What is expected —
Write the material out again, line by line, exactly as it is.
# Start of Provided records
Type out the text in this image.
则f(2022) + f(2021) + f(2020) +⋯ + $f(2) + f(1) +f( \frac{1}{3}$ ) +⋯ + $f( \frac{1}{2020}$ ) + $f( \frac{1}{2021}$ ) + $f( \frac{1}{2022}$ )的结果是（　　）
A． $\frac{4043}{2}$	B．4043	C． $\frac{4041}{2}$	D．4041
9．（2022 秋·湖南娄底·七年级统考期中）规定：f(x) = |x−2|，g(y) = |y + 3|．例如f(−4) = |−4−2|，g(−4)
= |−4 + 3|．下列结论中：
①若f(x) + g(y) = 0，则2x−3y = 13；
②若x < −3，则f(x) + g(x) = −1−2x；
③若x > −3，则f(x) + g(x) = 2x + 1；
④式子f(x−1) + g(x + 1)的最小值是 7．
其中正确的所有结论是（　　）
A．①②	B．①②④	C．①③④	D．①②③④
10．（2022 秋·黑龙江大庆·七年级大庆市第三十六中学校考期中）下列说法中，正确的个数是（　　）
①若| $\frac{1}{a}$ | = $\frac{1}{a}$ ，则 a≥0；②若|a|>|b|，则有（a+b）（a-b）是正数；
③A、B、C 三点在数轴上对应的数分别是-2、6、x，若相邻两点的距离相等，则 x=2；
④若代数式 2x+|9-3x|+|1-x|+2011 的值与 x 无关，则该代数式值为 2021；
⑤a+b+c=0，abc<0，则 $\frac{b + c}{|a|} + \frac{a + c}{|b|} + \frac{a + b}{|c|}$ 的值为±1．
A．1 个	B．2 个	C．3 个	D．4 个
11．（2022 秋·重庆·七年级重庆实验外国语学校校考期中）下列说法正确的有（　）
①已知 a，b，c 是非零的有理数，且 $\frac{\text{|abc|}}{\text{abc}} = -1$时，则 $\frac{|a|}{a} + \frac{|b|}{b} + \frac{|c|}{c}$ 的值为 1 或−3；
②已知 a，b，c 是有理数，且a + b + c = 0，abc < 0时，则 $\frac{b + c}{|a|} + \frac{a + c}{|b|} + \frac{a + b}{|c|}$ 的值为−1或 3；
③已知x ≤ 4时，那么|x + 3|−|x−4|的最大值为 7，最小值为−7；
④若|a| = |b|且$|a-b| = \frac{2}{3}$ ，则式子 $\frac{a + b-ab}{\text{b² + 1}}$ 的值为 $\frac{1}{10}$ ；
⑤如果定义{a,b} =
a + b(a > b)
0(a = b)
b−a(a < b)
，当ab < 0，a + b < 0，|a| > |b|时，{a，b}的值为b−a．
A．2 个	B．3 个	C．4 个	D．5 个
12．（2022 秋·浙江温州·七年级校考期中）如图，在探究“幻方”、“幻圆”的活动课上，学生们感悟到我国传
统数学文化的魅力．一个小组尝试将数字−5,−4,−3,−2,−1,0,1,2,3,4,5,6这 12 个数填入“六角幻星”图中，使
# End of Provided records
Problem solution —
Type out the text in this image.
则f(2022) + f(2021) + f(2020) +⋯ + $f(2) + f(1) +f( \frac{1}{3}$ ) +⋯ + $f( \frac{1}{2020}$ ) + $f( \frac{1}{2021}$ ) + $f( \frac{1}{2022}$ )的结果是（　　）
A． $\frac{4043}{2}$	B．4043	C． $\frac{4041}{2}$	D．4041
9．（2022 秋·湖南娄底·七年级统考期中）规定：f(x) = |x−2|，g(y) = |y + 3|．例如f(−4) = |−4−2|，g(−4)
= |−4 + 3|．下列结论中：
①若f(x) + g(y) = 0，则2x−3y = 13；
②若x < −3，则f(x) + g(x) = −1−2x；
③若x > −3，则f(x) + g(x) = 2x + 1；
④式子f(x−1) + g(x + 1)的最小值是 7．
其中正确的所有结论是（　　）
A．①②	B．①②④	C．①③④	D．①②③④
10．（2022 秋·黑龙江大庆·七年级大庆市第三十六中学校考期中）下列说法中，正确的个数是（　　）
①若| $\frac{1}{a}$ | = $\frac{1}{a}$ ，则 a≥0；②若|a|>|b|，则有（a+b）（a-b）是正数；
③A、B、C 三点在数轴上对应的数分别是-2、6、x，若相邻两点的距离相等，则 x=2；
④若代数式 2x+|9-3x|+|1-x|+2011 的值与 x 无关，则该代数式值为 2021；
⑤a+b+c=0，abc<0，则 $\frac{b + c}{|a|} + \frac{a + c}{|b|} + \frac{a + b}{|c|}$ 的值为±1．
A．1 个	B．2 个	C．3 个	D．4 个
11．（2022 秋·重庆·七年级重庆实验外国语学校校考期中）下列说法正确的有（　）
①已知 a，b，c 是非零的有理数，且 $\frac{\text{|abc|}}{\text{abc}} = -1$时，则 $\frac{|a|}{a} + \frac{|b|}{b} + \frac{|c|}{c}$ 的值为 1 或−3；
②已知 a，b，c 是有理数，且a + b + c = 0，abc < 0时，则 $\frac{b + c}{|a|} + \frac{a + c}{|b|} + \frac{a + b}{|c|}$ 的值为−1或 3；
③已知x ≤ 4时，那么|x + 3|−|x−4|的最大值为 7，最小值为−7；
④若|a| = |b|且$|a-b| = \frac{2}{3}$ ，则式子 $\frac{a + b-ab}{\text{b² + 1}}$ 的值为 $\frac{1}{10}$ ；
⑤如果定义{a,b} =
a + b(a > b)
0(a = b)
b−a(a < b)
，当ab < 0，a + b < 0，|a| > |b|时，{a，b}的值为b−a．
A．2 个	B．3 个	C．4 个	D．5 个
12．（2022 秋·浙江温州·七年级校考期中）如图，在探究“幻方”、“幻圆”的活动课上，学生们感悟到我国传
统数学文化的魅力．一个小组尝试将数字−5,−4,−3,−2,−1,0,1,2,3,4,5,6这 12 个数填入“六角幻星”图中，使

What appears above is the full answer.